WORK TO BE COMPLETED: Give every line from the entries that contains "Thongma".

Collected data
::::::::::

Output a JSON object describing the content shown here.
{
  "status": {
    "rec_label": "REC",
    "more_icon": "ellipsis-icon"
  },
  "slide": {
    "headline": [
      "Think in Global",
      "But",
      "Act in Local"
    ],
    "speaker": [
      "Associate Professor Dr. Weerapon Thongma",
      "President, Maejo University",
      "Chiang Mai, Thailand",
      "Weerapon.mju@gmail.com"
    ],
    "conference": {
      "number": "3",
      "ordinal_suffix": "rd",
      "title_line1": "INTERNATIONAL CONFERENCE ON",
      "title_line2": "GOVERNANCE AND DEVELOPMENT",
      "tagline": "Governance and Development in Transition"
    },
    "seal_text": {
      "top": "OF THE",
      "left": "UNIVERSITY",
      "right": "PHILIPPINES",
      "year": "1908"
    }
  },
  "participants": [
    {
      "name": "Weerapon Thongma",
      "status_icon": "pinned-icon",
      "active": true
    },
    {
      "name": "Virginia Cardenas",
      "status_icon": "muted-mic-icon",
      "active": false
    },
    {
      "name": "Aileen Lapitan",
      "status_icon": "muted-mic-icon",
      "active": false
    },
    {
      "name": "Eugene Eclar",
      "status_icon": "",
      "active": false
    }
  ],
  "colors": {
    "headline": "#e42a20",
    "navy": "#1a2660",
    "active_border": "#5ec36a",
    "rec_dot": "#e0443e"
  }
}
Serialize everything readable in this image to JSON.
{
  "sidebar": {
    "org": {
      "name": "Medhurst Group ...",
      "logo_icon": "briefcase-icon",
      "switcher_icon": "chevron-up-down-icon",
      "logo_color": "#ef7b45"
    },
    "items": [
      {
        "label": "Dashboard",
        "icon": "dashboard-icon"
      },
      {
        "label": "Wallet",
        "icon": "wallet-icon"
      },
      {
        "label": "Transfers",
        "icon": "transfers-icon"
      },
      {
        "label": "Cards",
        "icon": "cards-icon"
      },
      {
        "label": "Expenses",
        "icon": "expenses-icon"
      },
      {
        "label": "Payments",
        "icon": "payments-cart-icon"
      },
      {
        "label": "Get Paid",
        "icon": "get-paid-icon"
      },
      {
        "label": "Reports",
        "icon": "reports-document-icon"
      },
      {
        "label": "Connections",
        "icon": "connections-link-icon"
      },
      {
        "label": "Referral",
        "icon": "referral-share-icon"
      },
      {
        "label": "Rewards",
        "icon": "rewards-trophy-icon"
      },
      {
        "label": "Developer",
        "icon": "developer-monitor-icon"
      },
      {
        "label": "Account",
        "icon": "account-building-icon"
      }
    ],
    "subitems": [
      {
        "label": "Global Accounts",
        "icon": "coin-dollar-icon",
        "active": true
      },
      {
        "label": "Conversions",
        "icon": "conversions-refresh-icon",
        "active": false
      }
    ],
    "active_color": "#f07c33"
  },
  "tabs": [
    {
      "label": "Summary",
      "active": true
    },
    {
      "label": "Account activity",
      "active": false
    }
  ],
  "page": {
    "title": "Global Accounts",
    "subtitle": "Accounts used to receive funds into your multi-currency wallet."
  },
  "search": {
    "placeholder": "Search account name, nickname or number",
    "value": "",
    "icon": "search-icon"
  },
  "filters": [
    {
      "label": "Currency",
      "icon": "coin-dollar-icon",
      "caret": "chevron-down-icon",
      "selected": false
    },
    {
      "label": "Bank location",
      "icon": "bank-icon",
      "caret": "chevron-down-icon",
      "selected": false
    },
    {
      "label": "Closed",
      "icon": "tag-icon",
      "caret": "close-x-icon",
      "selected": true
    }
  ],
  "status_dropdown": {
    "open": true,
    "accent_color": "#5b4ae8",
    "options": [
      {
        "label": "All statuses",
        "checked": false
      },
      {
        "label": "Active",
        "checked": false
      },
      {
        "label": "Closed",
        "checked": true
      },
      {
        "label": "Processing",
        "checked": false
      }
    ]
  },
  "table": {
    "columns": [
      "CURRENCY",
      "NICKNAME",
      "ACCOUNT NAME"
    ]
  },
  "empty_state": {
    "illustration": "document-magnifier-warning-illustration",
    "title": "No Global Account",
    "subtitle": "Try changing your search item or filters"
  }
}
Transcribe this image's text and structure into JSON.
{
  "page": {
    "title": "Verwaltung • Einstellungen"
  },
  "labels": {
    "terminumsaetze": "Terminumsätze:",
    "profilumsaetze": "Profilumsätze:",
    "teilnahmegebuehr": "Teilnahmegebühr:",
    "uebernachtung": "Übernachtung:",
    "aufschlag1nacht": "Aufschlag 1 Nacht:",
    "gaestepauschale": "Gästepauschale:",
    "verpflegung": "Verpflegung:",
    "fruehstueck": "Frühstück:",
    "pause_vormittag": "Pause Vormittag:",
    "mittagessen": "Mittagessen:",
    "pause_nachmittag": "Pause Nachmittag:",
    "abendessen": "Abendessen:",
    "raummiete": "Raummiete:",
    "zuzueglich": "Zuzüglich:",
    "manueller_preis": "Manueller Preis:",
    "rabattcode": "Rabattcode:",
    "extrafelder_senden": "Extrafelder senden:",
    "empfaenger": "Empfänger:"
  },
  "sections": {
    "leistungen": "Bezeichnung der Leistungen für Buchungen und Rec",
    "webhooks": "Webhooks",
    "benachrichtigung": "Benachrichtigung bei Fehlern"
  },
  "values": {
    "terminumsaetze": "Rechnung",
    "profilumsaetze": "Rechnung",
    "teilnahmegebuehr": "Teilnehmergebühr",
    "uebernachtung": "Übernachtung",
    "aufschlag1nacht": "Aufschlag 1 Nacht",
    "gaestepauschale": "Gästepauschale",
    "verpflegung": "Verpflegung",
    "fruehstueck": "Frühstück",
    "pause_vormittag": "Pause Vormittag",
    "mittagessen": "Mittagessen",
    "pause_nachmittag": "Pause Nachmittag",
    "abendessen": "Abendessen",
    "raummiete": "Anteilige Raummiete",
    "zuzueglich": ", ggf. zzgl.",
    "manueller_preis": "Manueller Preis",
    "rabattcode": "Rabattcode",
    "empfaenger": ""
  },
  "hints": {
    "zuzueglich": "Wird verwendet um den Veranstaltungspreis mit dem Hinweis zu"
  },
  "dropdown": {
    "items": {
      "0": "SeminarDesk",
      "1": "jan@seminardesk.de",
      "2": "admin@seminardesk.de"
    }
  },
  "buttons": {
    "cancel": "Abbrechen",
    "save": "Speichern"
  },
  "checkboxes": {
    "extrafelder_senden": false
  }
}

::::::::::

RIGHT ANSWER:
      "Associate Professor Dr. Weerapon Thongma",
      "name": "Weerapon Thongma",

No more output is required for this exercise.